Textauszug
******
Sie können hierzu Umsetzungspläne erstellen.
(4) Öffentliche Stellen nach § 2 Abs. 2 Nr. 1 mit Ausnahme der kommunalen Gebietskörperschaften und ihrer Aufsicht unterstehenden Körperschaften, Anstalten und Stiftungen des öffentlichen Rechts sollen künftig vorrangig nur solche Bauten anmieten, die barrierefrei sind soweit die Anmietung die öffentlichen Stellen nicht unverhältnismäßig oder unbillig belastet.

§ 12 Landesfachstelle für Barrierefreiheit

(1) Das fachlich zuständige Ministerium richtet im Rahmen zur Verfügung stehender Haushaltsmittel eine Landesfachstelle für Barrierefreiheit ein. Es kann hierfür auch eine nachgeordnete Behörde der Landesverwaltung oder Dritte beauftragen.
(2) Die Landesfachstelle für Barrierefreiheit ist zentrale Anlaufstelle für die Erstberatung zur Barrierefreiheit in Rheinland-Pfalz. Sie soll insbesondere
1.
öffentliche Stellen, Unternehmen, Verbände und natürliche Personen auf Anfrage bei der Entwicklung von Konzepten und der Umsetzung von konkreten Maßnahmen zur Herstellung von Barrierefreiheit beraten und unterstützen,
2.
den Landesbeauftragten für die Belange von Menschen mit Behinderungen sowie kommunale Beauftragte für die Belange von Menschen mit Behinderungen auf Anfrage bei der Durchsetzung von Barrierefreiheit beraten und unterstützen,
3.
Informationen zur Herstellung von Barrierefreiheit bereitstellen, bündeln, weiterentwickeln und veröffentlichen und
4.
die Bewusstseinsbildung der Allgemeinheit durch Öffentlichkeitsarbeit in Fragen der Barrierefreiheit fördern.

§ 13 Verbandsklagerecht

(1) Ein von dem fachlich zuständigen Ministerium anerkannter Verband kann, ohne in seinen Rechten verletzt zu sein, nach Maßgabe der Verwaltungsgerichtsordnung oder des Sozialgerichtsgesetzes Klage erheben auf Feststellung eines Verstoßes durch öffentliche Stellen nach § 2 Abs. 2 Nr. 1 gegen
1.
******
Einträge
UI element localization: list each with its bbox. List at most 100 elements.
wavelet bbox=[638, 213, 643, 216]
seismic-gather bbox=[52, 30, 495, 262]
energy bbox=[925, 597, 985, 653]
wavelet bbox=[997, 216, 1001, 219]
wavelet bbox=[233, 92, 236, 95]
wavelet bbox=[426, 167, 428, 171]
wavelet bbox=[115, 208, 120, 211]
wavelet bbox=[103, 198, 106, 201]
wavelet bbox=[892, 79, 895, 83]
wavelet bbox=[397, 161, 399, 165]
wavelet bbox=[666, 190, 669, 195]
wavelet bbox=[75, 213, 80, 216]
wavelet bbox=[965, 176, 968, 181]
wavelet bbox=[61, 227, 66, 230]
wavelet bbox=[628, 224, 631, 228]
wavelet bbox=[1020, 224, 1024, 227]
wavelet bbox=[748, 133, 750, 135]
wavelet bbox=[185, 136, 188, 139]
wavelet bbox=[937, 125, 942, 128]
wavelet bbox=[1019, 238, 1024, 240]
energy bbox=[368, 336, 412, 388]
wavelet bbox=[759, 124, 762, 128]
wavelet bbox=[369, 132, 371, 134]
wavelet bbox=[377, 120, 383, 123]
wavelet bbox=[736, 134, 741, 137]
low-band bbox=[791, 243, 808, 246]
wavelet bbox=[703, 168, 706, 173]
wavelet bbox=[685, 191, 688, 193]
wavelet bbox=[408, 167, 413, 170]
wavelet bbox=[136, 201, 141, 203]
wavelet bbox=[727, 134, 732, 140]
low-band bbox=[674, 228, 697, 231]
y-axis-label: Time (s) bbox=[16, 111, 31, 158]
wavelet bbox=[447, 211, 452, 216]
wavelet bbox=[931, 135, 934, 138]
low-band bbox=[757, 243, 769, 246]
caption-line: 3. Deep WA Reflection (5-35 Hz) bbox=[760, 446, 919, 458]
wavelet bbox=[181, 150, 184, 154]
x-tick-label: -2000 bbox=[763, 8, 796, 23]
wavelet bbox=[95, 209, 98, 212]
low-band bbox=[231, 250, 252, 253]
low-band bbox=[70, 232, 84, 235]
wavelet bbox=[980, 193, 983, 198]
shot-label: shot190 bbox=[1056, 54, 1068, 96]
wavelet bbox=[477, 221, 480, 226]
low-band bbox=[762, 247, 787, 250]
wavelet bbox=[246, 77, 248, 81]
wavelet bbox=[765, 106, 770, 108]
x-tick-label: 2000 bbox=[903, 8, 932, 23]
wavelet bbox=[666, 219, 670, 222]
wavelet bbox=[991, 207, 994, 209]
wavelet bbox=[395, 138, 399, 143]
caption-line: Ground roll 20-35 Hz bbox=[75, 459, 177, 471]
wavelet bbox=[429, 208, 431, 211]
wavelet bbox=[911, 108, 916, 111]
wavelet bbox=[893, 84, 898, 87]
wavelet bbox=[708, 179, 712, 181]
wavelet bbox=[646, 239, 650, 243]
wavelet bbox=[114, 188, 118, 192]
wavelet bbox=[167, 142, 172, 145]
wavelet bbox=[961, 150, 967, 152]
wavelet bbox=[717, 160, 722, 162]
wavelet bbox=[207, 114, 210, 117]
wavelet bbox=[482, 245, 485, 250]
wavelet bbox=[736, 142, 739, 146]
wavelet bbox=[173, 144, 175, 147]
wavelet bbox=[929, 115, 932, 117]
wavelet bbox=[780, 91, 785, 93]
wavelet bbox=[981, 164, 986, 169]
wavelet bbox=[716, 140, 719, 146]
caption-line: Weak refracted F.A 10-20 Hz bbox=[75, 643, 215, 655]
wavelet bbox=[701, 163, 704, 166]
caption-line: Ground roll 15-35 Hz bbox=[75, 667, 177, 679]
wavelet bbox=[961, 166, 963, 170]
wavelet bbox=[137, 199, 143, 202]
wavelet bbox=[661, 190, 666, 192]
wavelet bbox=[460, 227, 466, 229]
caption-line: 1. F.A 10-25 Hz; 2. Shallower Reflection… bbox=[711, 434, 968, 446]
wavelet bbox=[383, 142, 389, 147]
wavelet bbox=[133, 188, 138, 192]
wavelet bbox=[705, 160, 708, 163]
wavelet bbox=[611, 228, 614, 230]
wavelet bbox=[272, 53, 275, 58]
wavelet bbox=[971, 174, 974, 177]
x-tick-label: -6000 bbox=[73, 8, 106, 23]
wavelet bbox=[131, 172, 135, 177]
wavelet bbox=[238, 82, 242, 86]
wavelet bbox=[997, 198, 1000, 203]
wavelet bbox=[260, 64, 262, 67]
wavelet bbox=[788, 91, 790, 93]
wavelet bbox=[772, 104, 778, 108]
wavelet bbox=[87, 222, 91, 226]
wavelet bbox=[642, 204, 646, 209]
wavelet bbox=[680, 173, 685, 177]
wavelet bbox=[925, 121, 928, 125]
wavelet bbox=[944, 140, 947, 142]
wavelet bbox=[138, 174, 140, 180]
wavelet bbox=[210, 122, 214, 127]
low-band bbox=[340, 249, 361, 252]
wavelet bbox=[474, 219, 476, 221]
******
Aufgaben
#1 Beantworte anhand des Gesetzesauszugs zur Barrierefreiheit:
(a) Wer richtet die Landesfachstelle für Barrierefreiheit ein?
(b) Wofür ist die Landesfachstelle zentrale Anlaufstelle?
(c) Nach Maßgabe welcher Gesetze kann ein anerkannter Verband Klage erheben?
#2 Nimm den Gesetzesauszug zur Barrierefreiheit bitte an seinem Ende wieder auf und führe ihn weiter.
Die Zeilen stehen in keinem Zusammenhang mit dem Gesetzesauszug zur Barrierefreiheit.

Erwartete Lösungen
#1
(a) Das fachlich zuständige Ministerium.
(b) Für die Erstberatung zur Barrierefreiheit in Rheinland-Pfalz.
(c) Nach Maßgabe der Verwaltungsgerichtsordnung oder des Sozialgerichtsgesetzes.

#2
§ 4 Abs. 1, § 5 Abs. 1, § 7, § 8 Abs. 1, § 10 Abs. 1 und § 11 Abs. 2 oder gegen Bestimmungen der hierzu erlassenen Rechtsverordnungen,
2.
§ 51 der Landesbauordnung Rheinland-Pfalz,
3.
§ 38 Abs. 1 Satz 3 und 4 der Landeswahlordnung,
4.
§ 11 Abs. 3 Satz 1 des Landesstraßengesetzes,
5.
§ 3 Abs. 7 des Nahverkehrsgesetzes,
6.
§ 30 Abs. 3 des Landeskrankenhausgesetzes und
7.
gegen sonstige Bestimmungen des Landesrechts zur Herstellung von Barrierefreiheit, soweit dort auf die Barrierefreiheit nach § 3 Abs. 4 verwiesen wird.
Ein Verbandsklagerecht nach Satz 1 Nr. 1 besteht bei einem Verstoß gegen § 10 oder gegen Bestimmungen der hierzu erlassenen Rechtsverordnungen nur, soweit es sich um einen erheblichen Verstoß handelt.
(2) Eine Klage nach Absatz 1 ist nicht zulässig, wenn die angegriffene Maßnahme
1.
den Verband nicht in seinem satzungsgemäßen Aufgabenbereich berührt,
2.
aufgrund einer Entscheidung in einem gerichtlichen Verfahren erfolgt oder
3.
in einem gerichtlichen Verfahren als rechtmäßig bestätigt worden ist.
Soweit ein Mensch mit Behinderungen selbst seine Rechte durch eine Gestaltungs- oder Leistungsklage verfolgen kann oder hätte verfolgen können, ist eine Klage nach Absatz 1 nur zulässig, wenn der Verband geltend macht, dass es sich bei der angegriffenen Maßnahme um einen Fall von allgemeiner Bedeutung handelt; dies ist insbesondere der Fall, wenn eine Vielzahl gleichgelagerter Fälle vorliegt.
(3) Vor Erhebung einer Klage nach Absatz 1 ist ein Vorverfahren entsprechend den Bestimmungen der §§ 68 bis 73 der Verwaltungsgerichtsordnung oder der §§ 78 bis 86b des Sozialgerichtsgesetzes durchzuführen; dies gilt auch dann, wenn die angegriffene Maßnahme von einer obersten Landesbehörde getroffen worden ist.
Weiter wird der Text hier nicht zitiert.